*Set exercise:*
Copy out each of the following lines word for word, without changing anything.
"""
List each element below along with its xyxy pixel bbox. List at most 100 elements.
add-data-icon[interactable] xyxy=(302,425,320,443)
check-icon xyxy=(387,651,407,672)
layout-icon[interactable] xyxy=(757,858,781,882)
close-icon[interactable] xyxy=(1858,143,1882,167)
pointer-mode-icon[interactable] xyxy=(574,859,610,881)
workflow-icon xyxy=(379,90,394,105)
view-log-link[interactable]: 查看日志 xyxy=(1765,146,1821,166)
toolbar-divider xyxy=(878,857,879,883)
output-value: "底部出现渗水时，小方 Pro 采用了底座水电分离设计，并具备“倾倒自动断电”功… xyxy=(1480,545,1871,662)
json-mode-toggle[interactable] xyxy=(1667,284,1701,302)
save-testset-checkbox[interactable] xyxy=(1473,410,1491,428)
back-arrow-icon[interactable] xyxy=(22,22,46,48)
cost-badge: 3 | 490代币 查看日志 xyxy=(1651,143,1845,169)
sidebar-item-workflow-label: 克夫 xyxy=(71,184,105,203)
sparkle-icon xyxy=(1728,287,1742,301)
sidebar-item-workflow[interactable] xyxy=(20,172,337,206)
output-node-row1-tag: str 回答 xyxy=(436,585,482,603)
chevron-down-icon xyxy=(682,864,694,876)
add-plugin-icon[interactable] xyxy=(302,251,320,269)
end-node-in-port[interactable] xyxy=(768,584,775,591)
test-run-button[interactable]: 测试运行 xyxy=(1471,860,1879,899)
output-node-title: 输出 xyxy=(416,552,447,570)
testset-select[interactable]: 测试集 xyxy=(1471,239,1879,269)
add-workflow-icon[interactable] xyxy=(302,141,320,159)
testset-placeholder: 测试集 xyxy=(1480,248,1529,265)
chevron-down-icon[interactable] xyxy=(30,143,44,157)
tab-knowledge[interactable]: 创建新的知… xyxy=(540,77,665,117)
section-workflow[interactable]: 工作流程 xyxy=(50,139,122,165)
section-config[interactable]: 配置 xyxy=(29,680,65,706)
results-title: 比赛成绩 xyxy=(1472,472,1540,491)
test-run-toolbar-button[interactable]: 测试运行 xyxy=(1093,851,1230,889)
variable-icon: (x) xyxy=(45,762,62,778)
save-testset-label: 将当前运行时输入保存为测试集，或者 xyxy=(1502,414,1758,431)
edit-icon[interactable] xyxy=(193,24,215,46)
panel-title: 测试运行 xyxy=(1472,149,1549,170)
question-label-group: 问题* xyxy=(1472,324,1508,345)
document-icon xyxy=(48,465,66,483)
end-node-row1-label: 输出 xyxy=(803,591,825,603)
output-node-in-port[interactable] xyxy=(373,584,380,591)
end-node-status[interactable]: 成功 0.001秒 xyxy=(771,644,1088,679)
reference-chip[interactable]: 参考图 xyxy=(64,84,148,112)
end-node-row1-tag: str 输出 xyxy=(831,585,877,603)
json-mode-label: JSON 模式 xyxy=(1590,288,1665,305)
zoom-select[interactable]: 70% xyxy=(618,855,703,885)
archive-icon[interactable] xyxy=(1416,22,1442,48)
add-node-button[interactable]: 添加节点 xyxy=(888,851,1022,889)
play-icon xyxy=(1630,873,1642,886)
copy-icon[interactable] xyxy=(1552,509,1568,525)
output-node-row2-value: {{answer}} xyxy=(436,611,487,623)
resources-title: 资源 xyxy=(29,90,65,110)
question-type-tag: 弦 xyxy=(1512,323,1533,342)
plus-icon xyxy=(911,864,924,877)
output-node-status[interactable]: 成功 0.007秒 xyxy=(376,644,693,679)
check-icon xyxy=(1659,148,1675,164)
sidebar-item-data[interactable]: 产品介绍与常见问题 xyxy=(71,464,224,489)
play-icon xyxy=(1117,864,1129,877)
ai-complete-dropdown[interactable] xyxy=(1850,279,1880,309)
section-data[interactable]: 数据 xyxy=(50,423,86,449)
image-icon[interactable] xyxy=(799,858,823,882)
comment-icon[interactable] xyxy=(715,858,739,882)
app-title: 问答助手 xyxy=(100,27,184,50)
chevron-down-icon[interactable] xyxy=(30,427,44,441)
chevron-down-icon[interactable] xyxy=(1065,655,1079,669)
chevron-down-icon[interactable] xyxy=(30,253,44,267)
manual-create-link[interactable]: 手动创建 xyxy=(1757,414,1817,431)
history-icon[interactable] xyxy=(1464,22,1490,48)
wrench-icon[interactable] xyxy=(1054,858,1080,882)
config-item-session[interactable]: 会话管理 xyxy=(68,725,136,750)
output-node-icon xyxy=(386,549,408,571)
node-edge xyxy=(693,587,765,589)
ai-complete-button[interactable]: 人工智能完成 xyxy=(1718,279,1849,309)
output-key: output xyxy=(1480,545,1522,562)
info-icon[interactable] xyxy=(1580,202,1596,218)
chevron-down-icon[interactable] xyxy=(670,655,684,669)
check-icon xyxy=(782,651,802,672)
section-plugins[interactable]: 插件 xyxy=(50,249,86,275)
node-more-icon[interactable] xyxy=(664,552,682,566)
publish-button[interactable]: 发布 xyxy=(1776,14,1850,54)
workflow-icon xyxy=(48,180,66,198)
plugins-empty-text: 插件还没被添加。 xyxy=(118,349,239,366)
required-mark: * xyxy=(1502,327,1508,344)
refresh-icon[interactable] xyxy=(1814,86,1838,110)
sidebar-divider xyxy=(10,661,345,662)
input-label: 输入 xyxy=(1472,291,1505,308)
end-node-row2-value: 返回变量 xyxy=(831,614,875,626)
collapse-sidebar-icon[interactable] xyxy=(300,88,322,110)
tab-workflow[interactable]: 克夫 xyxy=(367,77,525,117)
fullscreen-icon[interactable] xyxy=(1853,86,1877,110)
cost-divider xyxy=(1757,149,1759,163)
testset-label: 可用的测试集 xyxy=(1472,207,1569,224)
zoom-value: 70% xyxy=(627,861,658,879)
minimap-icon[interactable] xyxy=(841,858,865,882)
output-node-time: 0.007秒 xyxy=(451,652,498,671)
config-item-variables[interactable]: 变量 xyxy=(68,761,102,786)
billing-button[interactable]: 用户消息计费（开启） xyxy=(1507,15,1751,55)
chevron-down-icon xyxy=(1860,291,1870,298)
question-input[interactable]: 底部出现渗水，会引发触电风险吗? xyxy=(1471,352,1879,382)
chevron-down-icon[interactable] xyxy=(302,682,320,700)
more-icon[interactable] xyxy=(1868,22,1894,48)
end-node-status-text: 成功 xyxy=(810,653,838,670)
"""
*Result of the exercise:*
List each element below along with its xyxy pixel bbox. List at most 100 elements.
add-data-icon[interactable] xyxy=(302,425,320,443)
check-icon xyxy=(387,651,407,672)
layout-icon[interactable] xyxy=(757,858,781,882)
close-icon[interactable] xyxy=(1858,143,1882,167)
pointer-mode-icon[interactable] xyxy=(574,859,610,881)
workflow-icon xyxy=(379,90,394,105)
view-log-link[interactable]: 查看日志 xyxy=(1765,146,1821,166)
toolbar-divider xyxy=(878,857,879,883)
output-value: "底部出现渗水时，小方 Pro 采用了底座水电分离设计，并具备“倾倒自动断电”功… xyxy=(1480,545,1871,662)
json-mode-toggle[interactable] xyxy=(1667,284,1701,302)
save-testset-checkbox[interactable] xyxy=(1473,410,1491,428)
back-arrow-icon[interactable] xyxy=(22,22,46,48)
cost-badge: 3 | 490代币 查看日志 xyxy=(1651,143,1845,169)
sidebar-item-workflow-label: 克夫 xyxy=(71,184,105,203)
sparkle-icon xyxy=(1728,287,1742,301)
sidebar-item-workflow[interactable] xyxy=(20,172,337,206)
output-node-row1-tag: str 回答 xyxy=(436,585,482,603)
chevron-down-icon xyxy=(682,864,694,876)
add-plugin-icon[interactable] xyxy=(302,251,320,269)
end-node-in-port[interactable] xyxy=(768,584,775,591)
test-run-button[interactable]: 测试运行 xyxy=(1471,860,1879,899)
output-node-title: 输出 xyxy=(416,552,447,570)
testset-select[interactable]: 测试集 xyxy=(1471,239,1879,269)
add-workflow-icon[interactable] xyxy=(302,141,320,159)
testset-placeholder: 测试集 xyxy=(1480,248,1529,265)
chevron-down-icon[interactable] xyxy=(30,143,44,157)
tab-knowledge[interactable]: 创建新的知… xyxy=(540,77,665,117)
section-workflow[interactable]: 工作流程 xyxy=(50,139,122,165)
section-config[interactable]: 配置 xyxy=(29,680,65,706)
results-title: 比赛成绩 xyxy=(1472,472,1540,491)
test-run-toolbar-button[interactable]: 测试运行 xyxy=(1093,851,1230,889)
variable-icon: (x) xyxy=(45,762,62,778)
save-testset-label: 将当前运行时输入保存为测试集，或者 xyxy=(1502,414,1758,431)
edit-icon[interactable] xyxy=(193,24,215,46)
panel-title: 测试运行 xyxy=(1472,149,1549,170)
question-label-group: 问题* xyxy=(1472,324,1508,345)
document-icon xyxy=(48,465,66,483)
end-node-row1-label: 输出 xyxy=(803,591,825,603)
output-node-in-port[interactable] xyxy=(373,584,380,591)
end-node-status[interactable]: 成功 0.001秒 xyxy=(771,644,1088,679)
reference-chip[interactable]: 参考图 xyxy=(64,84,148,112)
end-node-row1-tag: str 输出 xyxy=(831,585,877,603)
json-mode-label: JSON 模式 xyxy=(1590,288,1665,305)
zoom-select[interactable]: 70% xyxy=(618,855,703,885)
archive-icon[interactable] xyxy=(1416,22,1442,48)
add-node-button[interactable]: 添加节点 xyxy=(888,851,1022,889)
play-icon xyxy=(1630,873,1642,886)
copy-icon[interactable] xyxy=(1552,509,1568,525)
output-node-row2-value: {{answer}} xyxy=(436,611,487,623)
resources-title: 资源 xyxy=(29,90,65,110)
question-type-tag: 弦 xyxy=(1512,323,1533,342)
plus-icon xyxy=(911,864,924,877)
output-node-status[interactable]: 成功 0.007秒 xyxy=(376,644,693,679)
check-icon xyxy=(1659,148,1675,164)
sidebar-item-data[interactable]: 产品介绍与常见问题 xyxy=(71,464,224,489)
play-icon xyxy=(1117,864,1129,877)
ai-complete-dropdown[interactable] xyxy=(1850,279,1880,309)
section-data[interactable]: 数据 xyxy=(50,423,86,449)
image-icon[interactable] xyxy=(799,858,823,882)
comment-icon[interactable] xyxy=(715,858,739,882)
app-title: 问答助手 xyxy=(100,27,184,50)
chevron-down-icon[interactable] xyxy=(30,427,44,441)
chevron-down-icon[interactable] xyxy=(1065,655,1079,669)
chevron-down-icon[interactable] xyxy=(30,253,44,267)
manual-create-link[interactable]: 手动创建 xyxy=(1757,414,1817,431)
history-icon[interactable] xyxy=(1464,22,1490,48)
wrench-icon[interactable] xyxy=(1054,858,1080,882)
config-item-session[interactable]: 会话管理 xyxy=(68,725,136,750)
output-node-icon xyxy=(386,549,408,571)
node-edge xyxy=(693,587,765,589)
ai-complete-button[interactable]: 人工智能完成 xyxy=(1718,279,1849,309)
output-key: output xyxy=(1480,545,1522,562)
info-icon[interactable] xyxy=(1580,202,1596,218)
chevron-down-icon[interactable] xyxy=(670,655,684,669)
check-icon xyxy=(782,651,802,672)
section-plugins[interactable]: 插件 xyxy=(50,249,86,275)
node-more-icon[interactable] xyxy=(664,552,682,566)
publish-button[interactable]: 发布 xyxy=(1776,14,1850,54)
workflow-icon xyxy=(48,180,66,198)
plugins-empty-text: 插件还没被添加。 xyxy=(118,349,239,366)
required-mark: * xyxy=(1502,327,1508,344)
refresh-icon[interactable] xyxy=(1814,86,1838,110)
sidebar-divider xyxy=(10,661,345,662)
input-label: 输入 xyxy=(1472,291,1505,308)
end-node-row2-value: 返回变量 xyxy=(831,614,875,626)
collapse-sidebar-icon[interactable] xyxy=(300,88,322,110)
tab-workflow[interactable]: 克夫 xyxy=(367,77,525,117)
fullscreen-icon[interactable] xyxy=(1853,86,1877,110)
cost-divider xyxy=(1757,149,1759,163)
testset-label: 可用的测试集 xyxy=(1472,207,1569,224)
zoom-value: 70% xyxy=(627,861,658,879)
minimap-icon[interactable] xyxy=(841,858,865,882)
output-node-time: 0.007秒 xyxy=(451,652,498,671)
config-item-variables[interactable]: 变量 xyxy=(68,761,102,786)
billing-button[interactable]: 用户消息计费（开启） xyxy=(1507,15,1751,55)
chevron-down-icon xyxy=(1860,291,1870,298)
question-input[interactable]: 底部出现渗水，会引发触电风险吗? xyxy=(1471,352,1879,382)
chevron-down-icon[interactable] xyxy=(302,682,320,700)
more-icon[interactable] xyxy=(1868,22,1894,48)
end-node-status-text: 成功 xyxy=(810,653,838,670)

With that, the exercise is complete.